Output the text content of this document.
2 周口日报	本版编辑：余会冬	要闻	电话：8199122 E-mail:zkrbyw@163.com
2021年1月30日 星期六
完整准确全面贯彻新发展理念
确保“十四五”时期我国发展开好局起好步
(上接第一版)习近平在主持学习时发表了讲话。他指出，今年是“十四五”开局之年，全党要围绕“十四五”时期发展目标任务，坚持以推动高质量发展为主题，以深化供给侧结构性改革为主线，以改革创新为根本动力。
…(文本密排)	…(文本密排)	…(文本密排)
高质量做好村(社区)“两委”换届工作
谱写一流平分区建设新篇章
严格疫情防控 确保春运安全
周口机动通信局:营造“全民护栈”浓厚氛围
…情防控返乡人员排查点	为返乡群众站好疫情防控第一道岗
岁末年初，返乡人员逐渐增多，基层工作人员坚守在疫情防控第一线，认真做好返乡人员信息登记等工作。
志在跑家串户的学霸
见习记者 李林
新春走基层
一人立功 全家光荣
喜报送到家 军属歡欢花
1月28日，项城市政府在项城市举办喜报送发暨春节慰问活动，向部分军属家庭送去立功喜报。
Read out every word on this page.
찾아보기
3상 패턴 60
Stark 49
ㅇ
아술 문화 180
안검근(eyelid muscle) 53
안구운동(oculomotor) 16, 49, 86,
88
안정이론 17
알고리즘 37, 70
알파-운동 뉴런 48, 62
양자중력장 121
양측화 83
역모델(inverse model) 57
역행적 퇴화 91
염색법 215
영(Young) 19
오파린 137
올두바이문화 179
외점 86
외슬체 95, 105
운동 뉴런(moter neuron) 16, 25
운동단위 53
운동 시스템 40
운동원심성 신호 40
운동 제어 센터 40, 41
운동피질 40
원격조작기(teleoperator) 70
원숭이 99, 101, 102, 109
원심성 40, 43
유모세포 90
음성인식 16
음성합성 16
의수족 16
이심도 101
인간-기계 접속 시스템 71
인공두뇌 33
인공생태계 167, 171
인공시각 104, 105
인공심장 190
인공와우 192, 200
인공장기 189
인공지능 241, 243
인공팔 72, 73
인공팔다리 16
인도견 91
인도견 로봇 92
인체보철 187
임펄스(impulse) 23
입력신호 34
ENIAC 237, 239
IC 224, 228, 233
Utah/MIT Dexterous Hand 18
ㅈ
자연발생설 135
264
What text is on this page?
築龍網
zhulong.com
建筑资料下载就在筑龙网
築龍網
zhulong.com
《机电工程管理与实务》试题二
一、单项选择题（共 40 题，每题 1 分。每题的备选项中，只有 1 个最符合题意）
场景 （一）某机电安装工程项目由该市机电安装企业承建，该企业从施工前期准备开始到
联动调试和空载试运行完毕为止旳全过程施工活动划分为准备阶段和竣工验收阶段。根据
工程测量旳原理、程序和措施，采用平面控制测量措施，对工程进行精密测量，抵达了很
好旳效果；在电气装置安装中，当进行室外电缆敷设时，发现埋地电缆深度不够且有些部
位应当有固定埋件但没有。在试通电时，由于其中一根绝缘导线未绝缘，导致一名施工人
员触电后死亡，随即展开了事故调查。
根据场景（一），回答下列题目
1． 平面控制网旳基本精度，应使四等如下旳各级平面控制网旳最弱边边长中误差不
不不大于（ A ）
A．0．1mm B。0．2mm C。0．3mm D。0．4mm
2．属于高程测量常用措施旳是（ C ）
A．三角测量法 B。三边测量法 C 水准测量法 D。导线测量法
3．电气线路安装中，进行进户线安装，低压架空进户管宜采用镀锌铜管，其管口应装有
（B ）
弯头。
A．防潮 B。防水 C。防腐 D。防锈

TASK: Output each entry precisely as given.

EXERCISE ANSWER:
Output the text content of this document.
2 周口日报	本版编辑：余会冬	要闻	电话：8199122 E-mail:zkrbyw@163.com
2021年1月30日 星期六
完整准确全面贯彻新发展理念
确保“十四五”时期我国发展开好局起好步
(上接第一版)习近平在主持学习时发表了讲话。他指出，今年是“十四五”开局之年，全党要围绕“十四五”时期发展目标任务，坚持以推动高质量发展为主题，以深化供给侧结构性改革为主线，以改革创新为根本动力。
…(文本密排)	…(文本密排)	…(文本密排)
高质量做好村(社区)“两委”换届工作
谱写一流平分区建设新篇章
严格疫情防控 确保春运安全
周口机动通信局:营造“全民护栈”浓厚氛围
…情防控返乡人员排查点	为返乡群众站好疫情防控第一道岗
岁末年初，返乡人员逐渐增多，基层工作人员坚守在疫情防控第一线，认真做好返乡人员信息登记等工作。
志在跑家串户的学霸
见习记者 李林
新春走基层
一人立功 全家光荣
喜报送到家 军属歡欢花
1月28日，项城市政府在项城市举办喜报送发暨春节慰问活动，向部分军属家庭送去立功喜报。
Read out every word on this page.
찾아보기
3상 패턴 60
Stark 49
ㅇ
아술 문화 180
안검근(eyelid muscle) 53
안구운동(oculomotor) 16, 49, 86,
88
안정이론 17
알고리즘 37, 70
알파-운동 뉴런 48, 62
양자중력장 121
양측화 83
역모델(inverse model) 57
역행적 퇴화 91
염색법 215
영(Young) 19
오파린 137
올두바이문화 179
외점 86
외슬체 95, 105
운동 뉴런(moter neuron) 16, 25
운동단위 53
운동 시스템 40
운동원심성 신호 40
운동 제어 센터 40, 41
운동피질 40
원격조작기(teleoperator) 70
원숭이 99, 101, 102, 109
원심성 40, 43
유모세포 90
음성인식 16
음성합성 16
의수족 16
이심도 101
인간-기계 접속 시스템 71
인공두뇌 33
인공생태계 167, 171
인공시각 104, 105
인공심장 190
인공와우 192, 200
인공장기 189
인공지능 241, 243
인공팔 72, 73
인공팔다리 16
인도견 91
인도견 로봇 92
인체보철 187
임펄스(impulse) 23
입력신호 34
ENIAC 237, 239
IC 224, 228, 233
Utah/MIT Dexterous Hand 18
ㅈ
자연발생설 135
264
What text is on this page?
築龍網
zhulong.com
建筑资料下载就在筑龙网
築龍網
zhulong.com
《机电工程管理与实务》试题二
一、单项选择题（共 40 题，每题 1 分。每题的备选项中，只有 1 个最符合题意）
场景 （一）某机电安装工程项目由该市机电安装企业承建，该企业从施工前期准备开始到
联动调试和空载试运行完毕为止旳全过程施工活动划分为准备阶段和竣工验收阶段。根据
工程测量旳原理、程序和措施，采用平面控制测量措施，对工程进行精密测量，抵达了很
好旳效果；在电气装置安装中，当进行室外电缆敷设时，发现埋地电缆深度不够且有些部
位应当有固定埋件但没有。在试通电时，由于其中一根绝缘导线未绝缘，导致一名施工人
员触电后死亡，随即展开了事故调查。
根据场景（一），回答下列题目
1． 平面控制网旳基本精度，应使四等如下旳各级平面控制网旳最弱边边长中误差不
不不大于（ A ）
A．0．1mm B。0．2mm C。0．3mm D。0．4mm
2．属于高程测量常用措施旳是（ C ）
A．三角测量法 B。三边测量法 C 水准测量法 D。导线测量法
3．电气线路安装中，进行进户线安装，低压架空进户管宜采用镀锌铜管，其管口应装有
（B ）
弯头。
A．防潮 B。防水 C。防腐 D。防锈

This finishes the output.